* Problem description
List every line in the records below that contains the string "orbit", matching case exactly.

-------- Materials provided --------

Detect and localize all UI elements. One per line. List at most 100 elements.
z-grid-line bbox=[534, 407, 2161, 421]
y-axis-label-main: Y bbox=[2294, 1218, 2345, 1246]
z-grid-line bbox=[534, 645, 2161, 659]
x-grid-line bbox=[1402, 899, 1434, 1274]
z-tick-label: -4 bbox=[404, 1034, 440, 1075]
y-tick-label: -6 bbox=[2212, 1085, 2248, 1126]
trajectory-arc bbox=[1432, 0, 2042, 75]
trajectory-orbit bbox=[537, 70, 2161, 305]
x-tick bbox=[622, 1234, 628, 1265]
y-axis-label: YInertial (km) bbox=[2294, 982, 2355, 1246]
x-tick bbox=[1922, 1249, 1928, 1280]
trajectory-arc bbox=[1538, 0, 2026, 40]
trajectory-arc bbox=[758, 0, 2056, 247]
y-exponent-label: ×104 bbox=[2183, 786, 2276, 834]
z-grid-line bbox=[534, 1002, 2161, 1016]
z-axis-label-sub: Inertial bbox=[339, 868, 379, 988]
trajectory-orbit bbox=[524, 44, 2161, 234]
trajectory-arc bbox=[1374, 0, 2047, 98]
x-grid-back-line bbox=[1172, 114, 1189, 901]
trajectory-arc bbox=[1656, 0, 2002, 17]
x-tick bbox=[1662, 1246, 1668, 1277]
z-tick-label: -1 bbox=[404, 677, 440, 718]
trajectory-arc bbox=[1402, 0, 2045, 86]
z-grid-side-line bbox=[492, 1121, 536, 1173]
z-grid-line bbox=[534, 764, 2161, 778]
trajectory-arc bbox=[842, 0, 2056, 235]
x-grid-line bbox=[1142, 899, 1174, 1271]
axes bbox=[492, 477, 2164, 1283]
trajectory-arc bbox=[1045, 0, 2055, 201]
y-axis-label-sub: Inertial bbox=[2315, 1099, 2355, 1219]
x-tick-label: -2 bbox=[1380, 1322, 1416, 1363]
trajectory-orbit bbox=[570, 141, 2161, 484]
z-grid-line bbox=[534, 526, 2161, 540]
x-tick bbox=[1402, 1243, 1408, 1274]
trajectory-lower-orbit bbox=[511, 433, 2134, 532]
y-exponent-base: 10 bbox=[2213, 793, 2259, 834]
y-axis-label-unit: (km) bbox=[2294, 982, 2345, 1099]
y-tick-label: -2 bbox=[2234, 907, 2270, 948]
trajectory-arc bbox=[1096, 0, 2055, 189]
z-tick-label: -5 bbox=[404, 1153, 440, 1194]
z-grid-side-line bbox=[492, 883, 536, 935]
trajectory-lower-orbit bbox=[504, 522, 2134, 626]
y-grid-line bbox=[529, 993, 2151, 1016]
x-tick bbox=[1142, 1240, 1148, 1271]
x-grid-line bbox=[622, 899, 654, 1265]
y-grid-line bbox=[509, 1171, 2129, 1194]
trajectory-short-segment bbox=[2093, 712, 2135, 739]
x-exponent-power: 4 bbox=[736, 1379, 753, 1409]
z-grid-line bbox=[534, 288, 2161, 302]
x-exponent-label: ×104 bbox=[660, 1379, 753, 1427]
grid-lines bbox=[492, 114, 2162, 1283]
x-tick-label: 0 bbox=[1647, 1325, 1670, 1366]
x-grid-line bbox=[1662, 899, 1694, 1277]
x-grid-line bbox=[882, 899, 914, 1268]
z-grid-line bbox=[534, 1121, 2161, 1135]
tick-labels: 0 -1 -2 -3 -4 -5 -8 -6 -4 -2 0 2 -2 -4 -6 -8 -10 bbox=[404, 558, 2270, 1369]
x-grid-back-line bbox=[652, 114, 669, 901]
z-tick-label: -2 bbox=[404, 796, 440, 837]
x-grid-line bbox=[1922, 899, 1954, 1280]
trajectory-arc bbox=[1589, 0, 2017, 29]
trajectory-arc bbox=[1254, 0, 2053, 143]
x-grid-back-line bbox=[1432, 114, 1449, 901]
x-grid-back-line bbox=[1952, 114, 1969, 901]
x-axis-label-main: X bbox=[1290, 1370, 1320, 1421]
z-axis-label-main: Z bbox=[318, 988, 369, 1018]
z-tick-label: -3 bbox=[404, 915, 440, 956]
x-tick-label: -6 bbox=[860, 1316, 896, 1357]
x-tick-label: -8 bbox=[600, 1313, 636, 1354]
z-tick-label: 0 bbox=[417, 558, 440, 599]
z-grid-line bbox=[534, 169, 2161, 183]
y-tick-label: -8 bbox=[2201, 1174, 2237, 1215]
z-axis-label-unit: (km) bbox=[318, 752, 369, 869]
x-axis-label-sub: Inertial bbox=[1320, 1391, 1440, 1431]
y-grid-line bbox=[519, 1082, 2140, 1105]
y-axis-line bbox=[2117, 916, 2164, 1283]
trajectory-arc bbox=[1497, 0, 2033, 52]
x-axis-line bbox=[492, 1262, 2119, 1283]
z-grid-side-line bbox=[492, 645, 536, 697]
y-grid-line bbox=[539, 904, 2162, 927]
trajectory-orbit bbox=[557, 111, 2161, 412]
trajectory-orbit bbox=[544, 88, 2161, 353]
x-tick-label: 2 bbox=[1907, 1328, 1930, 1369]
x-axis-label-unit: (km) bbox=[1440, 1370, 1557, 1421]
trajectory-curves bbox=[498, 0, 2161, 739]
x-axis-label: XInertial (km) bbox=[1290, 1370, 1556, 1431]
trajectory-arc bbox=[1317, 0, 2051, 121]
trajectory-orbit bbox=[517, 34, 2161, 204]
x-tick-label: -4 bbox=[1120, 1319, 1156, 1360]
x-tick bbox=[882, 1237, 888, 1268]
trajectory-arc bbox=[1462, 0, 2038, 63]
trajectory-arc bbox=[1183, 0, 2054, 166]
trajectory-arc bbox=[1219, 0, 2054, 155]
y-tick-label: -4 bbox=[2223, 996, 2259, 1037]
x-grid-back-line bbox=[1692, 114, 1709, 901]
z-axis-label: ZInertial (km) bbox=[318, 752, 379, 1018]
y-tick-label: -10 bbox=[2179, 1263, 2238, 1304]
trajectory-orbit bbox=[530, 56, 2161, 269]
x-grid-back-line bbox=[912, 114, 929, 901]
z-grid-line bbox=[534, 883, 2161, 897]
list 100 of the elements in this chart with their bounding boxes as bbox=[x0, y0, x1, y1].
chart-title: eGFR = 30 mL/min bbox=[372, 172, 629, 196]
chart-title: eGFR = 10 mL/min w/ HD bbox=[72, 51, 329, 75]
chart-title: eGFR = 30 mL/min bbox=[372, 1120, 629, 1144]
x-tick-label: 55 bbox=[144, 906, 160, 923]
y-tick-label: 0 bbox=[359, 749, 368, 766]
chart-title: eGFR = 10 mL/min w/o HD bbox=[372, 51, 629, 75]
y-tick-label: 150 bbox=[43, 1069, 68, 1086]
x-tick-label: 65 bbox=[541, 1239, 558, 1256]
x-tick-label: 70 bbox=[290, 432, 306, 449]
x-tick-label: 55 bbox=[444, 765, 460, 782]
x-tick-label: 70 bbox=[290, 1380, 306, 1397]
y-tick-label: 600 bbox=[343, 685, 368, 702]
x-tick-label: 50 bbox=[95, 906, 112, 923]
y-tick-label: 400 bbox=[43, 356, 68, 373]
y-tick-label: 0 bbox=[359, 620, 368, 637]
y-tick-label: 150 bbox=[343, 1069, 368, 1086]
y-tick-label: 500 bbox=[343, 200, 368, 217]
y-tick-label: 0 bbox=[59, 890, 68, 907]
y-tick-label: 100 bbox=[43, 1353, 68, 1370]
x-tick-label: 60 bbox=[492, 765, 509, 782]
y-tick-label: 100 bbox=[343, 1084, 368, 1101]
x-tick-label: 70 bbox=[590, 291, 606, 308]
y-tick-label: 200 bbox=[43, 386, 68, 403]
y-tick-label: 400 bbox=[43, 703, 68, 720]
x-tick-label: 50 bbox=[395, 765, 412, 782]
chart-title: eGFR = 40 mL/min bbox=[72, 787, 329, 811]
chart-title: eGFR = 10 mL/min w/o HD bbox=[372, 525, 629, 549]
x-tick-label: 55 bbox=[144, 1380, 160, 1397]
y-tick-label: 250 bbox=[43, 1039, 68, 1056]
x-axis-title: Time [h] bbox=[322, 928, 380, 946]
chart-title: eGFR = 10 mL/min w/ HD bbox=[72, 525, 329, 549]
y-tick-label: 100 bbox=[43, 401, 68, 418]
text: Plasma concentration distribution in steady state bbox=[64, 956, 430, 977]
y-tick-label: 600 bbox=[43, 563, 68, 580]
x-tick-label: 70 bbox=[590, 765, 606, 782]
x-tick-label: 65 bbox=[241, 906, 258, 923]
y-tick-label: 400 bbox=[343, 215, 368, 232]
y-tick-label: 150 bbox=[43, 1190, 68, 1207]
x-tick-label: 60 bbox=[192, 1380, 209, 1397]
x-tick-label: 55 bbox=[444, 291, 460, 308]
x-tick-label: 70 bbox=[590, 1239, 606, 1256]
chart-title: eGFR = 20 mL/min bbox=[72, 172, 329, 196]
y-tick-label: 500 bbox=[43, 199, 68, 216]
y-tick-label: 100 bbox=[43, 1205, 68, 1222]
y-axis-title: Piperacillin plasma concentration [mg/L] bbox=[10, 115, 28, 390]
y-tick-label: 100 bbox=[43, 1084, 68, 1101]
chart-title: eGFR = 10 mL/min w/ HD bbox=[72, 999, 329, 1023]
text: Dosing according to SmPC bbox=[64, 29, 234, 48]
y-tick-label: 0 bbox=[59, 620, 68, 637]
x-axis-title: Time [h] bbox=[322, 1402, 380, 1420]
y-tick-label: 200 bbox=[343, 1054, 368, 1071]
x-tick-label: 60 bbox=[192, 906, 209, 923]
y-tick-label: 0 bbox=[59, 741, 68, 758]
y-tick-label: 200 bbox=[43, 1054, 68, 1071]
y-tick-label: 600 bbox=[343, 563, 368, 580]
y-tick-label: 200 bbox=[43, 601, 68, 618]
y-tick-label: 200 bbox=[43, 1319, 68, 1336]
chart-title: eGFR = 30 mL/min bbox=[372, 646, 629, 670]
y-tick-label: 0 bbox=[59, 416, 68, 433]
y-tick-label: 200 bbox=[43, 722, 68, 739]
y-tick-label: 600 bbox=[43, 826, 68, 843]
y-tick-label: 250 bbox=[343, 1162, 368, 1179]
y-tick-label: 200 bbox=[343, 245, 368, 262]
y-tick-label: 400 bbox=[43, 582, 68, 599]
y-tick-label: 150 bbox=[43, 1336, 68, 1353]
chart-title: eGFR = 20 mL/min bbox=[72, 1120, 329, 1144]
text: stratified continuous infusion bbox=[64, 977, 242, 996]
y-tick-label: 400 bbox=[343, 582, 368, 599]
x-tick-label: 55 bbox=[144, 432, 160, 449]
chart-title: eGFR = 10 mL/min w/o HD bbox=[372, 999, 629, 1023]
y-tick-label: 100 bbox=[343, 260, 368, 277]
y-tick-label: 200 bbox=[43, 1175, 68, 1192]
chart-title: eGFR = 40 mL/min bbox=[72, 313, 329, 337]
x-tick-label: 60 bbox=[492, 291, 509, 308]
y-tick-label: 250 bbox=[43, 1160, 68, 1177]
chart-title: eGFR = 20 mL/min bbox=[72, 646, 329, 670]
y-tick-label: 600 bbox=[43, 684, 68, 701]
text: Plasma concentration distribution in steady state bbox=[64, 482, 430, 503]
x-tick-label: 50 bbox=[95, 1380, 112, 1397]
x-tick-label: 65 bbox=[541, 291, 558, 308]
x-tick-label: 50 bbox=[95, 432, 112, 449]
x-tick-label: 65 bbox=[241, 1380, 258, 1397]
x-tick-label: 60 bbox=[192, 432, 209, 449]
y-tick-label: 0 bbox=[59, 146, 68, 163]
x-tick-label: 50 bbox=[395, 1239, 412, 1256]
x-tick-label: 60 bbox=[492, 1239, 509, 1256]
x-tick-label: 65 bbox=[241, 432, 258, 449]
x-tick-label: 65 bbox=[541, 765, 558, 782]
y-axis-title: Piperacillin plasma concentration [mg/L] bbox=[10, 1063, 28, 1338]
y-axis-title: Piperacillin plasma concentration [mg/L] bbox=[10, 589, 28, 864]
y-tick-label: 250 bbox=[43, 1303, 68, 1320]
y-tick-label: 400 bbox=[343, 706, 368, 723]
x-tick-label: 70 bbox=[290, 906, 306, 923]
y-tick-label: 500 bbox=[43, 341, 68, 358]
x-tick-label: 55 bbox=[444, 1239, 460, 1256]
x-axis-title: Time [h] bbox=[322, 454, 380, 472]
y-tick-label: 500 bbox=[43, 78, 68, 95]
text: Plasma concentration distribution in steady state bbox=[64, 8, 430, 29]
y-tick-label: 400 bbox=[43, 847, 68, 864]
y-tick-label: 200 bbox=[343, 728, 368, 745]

--------

* Exercise output
trajectory-orbit bbox=[537, 70, 2161, 305]
trajectory-orbit bbox=[524, 44, 2161, 234]
trajectory-orbit bbox=[570, 141, 2161, 484]
trajectory-lower-orbit bbox=[511, 433, 2134, 532]
trajectory-lower-orbit bbox=[504, 522, 2134, 626]
trajectory-orbit bbox=[557, 111, 2161, 412]
trajectory-orbit bbox=[544, 88, 2161, 353]
trajectory-orbit bbox=[517, 34, 2161, 204]
trajectory-orbit bbox=[530, 56, 2161, 269]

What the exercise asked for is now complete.